Present each line of the entries below that holds the word "hundred".

Stored data:
◇ ◇ ◇ ◇
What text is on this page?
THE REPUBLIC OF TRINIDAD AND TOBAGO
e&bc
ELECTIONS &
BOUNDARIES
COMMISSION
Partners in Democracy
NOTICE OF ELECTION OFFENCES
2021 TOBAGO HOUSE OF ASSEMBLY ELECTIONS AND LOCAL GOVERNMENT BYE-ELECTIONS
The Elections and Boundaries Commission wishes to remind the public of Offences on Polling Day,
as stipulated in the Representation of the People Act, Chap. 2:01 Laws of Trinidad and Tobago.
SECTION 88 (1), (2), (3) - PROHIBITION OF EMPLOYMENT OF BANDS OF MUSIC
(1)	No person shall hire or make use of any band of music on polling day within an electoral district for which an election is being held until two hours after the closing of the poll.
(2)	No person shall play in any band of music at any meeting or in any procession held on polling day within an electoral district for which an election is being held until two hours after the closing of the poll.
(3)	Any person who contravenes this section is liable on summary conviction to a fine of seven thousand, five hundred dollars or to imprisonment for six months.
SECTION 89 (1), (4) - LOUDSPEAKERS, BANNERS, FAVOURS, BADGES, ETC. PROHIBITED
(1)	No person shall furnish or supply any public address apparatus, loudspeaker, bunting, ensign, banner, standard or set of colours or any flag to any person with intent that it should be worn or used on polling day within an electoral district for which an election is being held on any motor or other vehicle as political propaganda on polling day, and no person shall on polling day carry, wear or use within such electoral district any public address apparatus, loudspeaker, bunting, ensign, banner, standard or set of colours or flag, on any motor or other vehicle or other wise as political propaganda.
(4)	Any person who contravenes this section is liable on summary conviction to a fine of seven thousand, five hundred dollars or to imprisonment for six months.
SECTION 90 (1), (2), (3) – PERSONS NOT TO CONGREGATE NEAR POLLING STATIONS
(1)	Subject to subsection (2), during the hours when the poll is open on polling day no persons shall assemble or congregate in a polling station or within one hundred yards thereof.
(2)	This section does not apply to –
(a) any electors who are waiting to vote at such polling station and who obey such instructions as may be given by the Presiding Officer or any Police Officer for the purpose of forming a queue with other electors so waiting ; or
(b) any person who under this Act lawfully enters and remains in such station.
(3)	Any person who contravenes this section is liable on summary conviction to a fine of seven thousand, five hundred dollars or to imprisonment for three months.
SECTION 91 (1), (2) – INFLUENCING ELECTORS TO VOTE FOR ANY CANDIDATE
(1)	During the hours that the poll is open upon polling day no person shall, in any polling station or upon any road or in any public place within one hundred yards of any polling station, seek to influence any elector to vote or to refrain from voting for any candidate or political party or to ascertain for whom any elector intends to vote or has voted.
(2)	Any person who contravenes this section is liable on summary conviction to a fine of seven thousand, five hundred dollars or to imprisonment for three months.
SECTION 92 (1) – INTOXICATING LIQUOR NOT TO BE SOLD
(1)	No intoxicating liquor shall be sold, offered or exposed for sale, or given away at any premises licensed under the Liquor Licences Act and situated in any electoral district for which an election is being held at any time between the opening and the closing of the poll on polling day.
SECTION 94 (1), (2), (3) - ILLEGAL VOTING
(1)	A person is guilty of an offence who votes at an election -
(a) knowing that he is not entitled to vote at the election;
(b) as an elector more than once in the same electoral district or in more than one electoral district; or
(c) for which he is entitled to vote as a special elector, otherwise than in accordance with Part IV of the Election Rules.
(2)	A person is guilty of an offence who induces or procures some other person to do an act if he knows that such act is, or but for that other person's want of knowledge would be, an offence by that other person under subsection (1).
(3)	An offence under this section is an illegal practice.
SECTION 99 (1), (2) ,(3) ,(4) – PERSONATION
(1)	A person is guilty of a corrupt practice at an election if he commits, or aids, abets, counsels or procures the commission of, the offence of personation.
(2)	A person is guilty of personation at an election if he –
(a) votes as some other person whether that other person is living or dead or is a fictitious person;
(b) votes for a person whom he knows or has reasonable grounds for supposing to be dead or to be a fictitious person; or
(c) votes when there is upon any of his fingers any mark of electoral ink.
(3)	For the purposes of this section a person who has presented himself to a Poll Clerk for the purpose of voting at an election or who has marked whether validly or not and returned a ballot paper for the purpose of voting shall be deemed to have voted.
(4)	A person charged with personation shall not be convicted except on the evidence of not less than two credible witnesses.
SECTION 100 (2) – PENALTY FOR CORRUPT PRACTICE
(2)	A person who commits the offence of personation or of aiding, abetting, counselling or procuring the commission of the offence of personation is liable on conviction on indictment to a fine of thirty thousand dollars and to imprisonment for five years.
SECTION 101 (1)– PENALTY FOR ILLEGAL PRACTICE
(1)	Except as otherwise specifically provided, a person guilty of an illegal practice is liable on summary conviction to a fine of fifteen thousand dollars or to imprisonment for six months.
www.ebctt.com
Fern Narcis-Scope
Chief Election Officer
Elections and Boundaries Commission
◇ ◇ ◇ ◇
Completed exercise:
(3)	Any person who contravenes this section is liable on summary conviction to a fine of seven thousand, five hundred dollars or to imprisonment for six months.
(4)	Any person who contravenes this section is liable on summary conviction to a fine of seven thousand, five hundred dollars or to imprisonment for six months.
(1)	Subject to subsection (2), during the hours when the poll is open on polling day no persons shall assemble or congregate in a polling station or within one hundred yards thereof.
(3)	Any person who contravenes this section is liable on summary conviction to a fine of seven thousand, five hundred dollars or to imprisonment for three months.
(1)	During the hours that the poll is open upon polling day no person shall, in any polling station or upon any road or in any public place within one hundred yards of any polling station, seek to influence any elector to vote or to refrain from voting for any candidate or political party or to ascertain for whom any elector intends to vote or has voted.
(2)	Any person who contravenes this section is liable on summary conviction to a fine of seven thousand, five hundred dollars or to imprisonment for three months.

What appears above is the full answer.